-- Start of ENTRIES SHOWN --

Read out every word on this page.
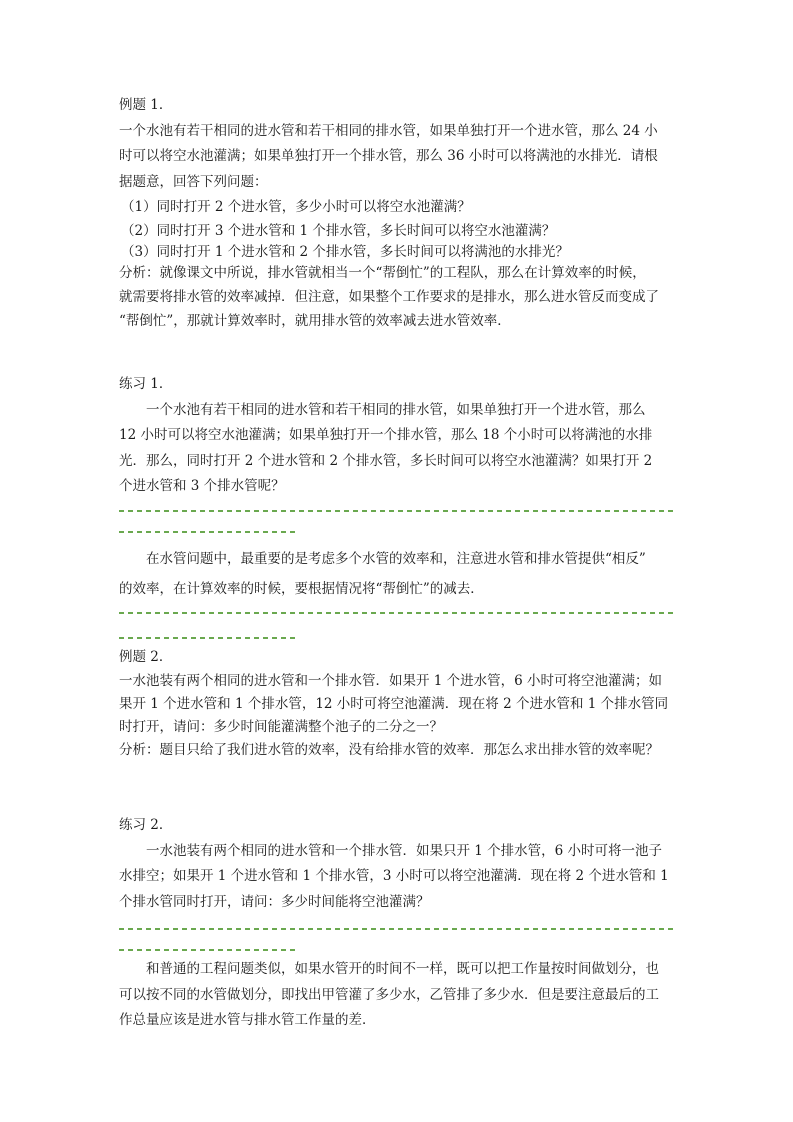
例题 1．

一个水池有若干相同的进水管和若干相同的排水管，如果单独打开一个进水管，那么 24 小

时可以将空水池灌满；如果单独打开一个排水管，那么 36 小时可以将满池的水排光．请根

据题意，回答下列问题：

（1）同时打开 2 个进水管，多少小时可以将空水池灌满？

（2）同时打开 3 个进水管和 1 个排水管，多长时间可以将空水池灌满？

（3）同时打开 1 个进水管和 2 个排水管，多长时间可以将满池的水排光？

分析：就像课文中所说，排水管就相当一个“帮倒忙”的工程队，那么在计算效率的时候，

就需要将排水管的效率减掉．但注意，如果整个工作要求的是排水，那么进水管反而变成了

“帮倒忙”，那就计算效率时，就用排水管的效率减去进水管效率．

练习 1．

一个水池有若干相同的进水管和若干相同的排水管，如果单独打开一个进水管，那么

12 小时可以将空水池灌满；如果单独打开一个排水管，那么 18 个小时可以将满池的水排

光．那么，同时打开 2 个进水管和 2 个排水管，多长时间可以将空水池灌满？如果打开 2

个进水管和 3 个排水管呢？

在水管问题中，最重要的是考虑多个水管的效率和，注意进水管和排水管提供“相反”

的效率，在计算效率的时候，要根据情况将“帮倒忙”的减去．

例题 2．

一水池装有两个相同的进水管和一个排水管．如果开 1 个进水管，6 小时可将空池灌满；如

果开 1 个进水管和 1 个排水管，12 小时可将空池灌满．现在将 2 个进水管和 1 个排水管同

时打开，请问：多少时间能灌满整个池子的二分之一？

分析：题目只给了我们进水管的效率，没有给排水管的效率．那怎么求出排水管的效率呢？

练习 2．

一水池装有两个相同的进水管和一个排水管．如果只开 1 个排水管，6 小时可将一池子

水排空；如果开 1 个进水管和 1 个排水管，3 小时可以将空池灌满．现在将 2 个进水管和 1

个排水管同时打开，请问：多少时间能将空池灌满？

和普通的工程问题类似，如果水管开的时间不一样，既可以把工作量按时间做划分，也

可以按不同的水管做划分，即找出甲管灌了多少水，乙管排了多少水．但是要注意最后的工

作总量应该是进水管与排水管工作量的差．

-- End of ENTRIES SHOWN --
-- Start of ENTRIES SHOWN --

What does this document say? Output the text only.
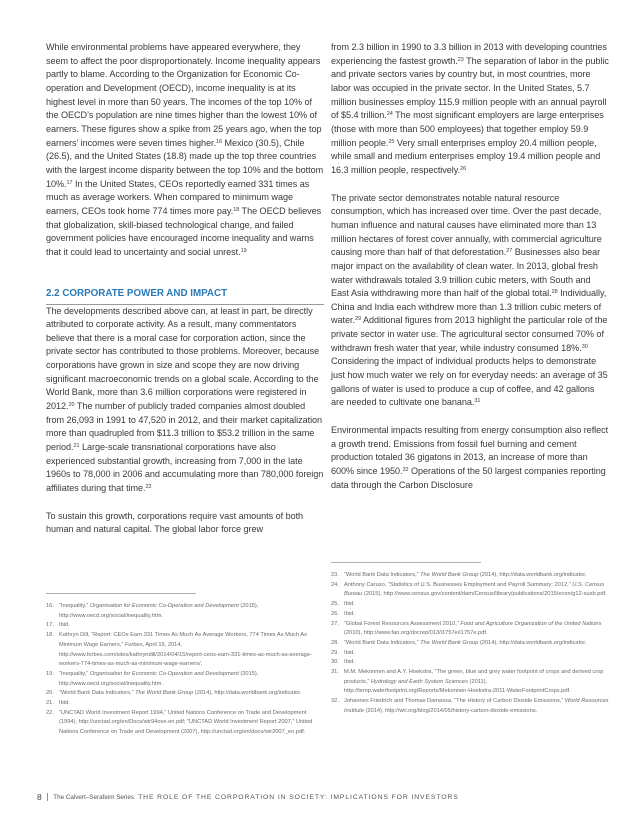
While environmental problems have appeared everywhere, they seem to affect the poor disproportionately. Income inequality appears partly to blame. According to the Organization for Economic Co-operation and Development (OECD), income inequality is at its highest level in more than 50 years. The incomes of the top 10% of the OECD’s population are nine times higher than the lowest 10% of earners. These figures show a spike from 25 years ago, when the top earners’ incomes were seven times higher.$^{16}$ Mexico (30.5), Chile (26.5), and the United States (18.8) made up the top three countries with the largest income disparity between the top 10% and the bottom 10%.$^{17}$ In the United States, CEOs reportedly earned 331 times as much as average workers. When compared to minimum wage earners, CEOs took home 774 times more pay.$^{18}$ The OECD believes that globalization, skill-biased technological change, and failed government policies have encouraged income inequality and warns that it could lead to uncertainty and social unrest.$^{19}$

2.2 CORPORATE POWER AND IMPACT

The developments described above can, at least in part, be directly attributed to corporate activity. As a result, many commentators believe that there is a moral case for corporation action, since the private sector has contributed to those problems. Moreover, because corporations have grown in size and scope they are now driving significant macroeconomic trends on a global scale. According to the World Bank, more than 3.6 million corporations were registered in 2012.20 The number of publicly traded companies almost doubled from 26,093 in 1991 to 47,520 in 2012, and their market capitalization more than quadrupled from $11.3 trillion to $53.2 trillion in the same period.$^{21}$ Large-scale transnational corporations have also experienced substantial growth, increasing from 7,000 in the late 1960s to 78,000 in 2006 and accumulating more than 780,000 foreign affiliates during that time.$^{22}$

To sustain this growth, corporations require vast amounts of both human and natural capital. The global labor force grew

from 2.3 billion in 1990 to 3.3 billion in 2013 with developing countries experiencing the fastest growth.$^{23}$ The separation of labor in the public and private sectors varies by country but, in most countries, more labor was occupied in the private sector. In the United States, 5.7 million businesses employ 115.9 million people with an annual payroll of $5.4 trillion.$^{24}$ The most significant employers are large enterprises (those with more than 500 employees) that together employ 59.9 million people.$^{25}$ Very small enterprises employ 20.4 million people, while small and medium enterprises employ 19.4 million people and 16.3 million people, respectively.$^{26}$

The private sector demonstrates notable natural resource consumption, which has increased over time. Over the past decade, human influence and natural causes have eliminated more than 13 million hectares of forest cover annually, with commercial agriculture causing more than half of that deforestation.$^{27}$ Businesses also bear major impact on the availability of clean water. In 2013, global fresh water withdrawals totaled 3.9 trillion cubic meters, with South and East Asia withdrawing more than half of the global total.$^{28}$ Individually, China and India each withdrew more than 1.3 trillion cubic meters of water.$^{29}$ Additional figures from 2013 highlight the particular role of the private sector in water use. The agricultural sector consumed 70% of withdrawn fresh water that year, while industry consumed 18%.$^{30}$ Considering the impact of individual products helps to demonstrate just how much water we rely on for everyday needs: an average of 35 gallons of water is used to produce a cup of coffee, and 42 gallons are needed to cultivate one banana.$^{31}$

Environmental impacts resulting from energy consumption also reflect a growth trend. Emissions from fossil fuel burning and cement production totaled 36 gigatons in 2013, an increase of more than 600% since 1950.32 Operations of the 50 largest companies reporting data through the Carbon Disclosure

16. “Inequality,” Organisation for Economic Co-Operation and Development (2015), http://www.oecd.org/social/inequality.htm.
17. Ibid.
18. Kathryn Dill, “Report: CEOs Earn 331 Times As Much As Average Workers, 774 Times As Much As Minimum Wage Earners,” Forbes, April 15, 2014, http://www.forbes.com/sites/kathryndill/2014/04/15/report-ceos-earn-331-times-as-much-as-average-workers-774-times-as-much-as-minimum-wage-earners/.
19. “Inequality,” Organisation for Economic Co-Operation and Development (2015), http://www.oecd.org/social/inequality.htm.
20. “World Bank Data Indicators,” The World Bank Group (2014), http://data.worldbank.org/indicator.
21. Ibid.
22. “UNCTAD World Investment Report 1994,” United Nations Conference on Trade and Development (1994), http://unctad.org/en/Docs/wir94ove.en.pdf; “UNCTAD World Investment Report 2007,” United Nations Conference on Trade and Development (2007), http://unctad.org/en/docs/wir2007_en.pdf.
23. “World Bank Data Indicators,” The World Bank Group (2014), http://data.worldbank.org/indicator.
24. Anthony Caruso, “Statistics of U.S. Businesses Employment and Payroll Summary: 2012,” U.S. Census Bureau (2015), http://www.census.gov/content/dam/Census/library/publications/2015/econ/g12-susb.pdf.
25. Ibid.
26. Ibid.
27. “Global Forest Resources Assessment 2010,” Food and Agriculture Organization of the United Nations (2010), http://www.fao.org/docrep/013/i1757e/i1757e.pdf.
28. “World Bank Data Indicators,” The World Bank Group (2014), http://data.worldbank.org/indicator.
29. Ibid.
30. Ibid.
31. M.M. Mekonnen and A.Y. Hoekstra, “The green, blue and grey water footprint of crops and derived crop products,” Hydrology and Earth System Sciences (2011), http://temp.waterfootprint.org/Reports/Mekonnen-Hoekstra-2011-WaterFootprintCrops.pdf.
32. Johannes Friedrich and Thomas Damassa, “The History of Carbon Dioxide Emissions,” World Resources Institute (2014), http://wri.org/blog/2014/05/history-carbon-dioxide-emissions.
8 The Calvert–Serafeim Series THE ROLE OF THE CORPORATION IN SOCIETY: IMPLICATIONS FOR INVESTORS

-- End of ENTRIES SHOWN --

**STATED EXERCISE**
Which lines above contain "个进水管和"? Show each of them.

**RESPONSE TO THIS EXERCISE**
（2）同时打开 3 个进水管和 1 个排水管，多长时间可以将空水池灌满？
（3）同时打开 1 个进水管和 2 个排水管，多长时间可以将满池的水排光？
光．那么，同时打开 2 个进水管和 2 个排水管，多长时间可以将空水池灌满？如果打开 2
个进水管和 3 个排水管呢？
果开 1 个进水管和 1 个排水管，12 小时可将空池灌满．现在将 2 个进水管和 1 个排水管同
水排空；如果开 1 个进水管和 1 个排水管，3 小时可以将空池灌满．现在将 2 个进水管和 1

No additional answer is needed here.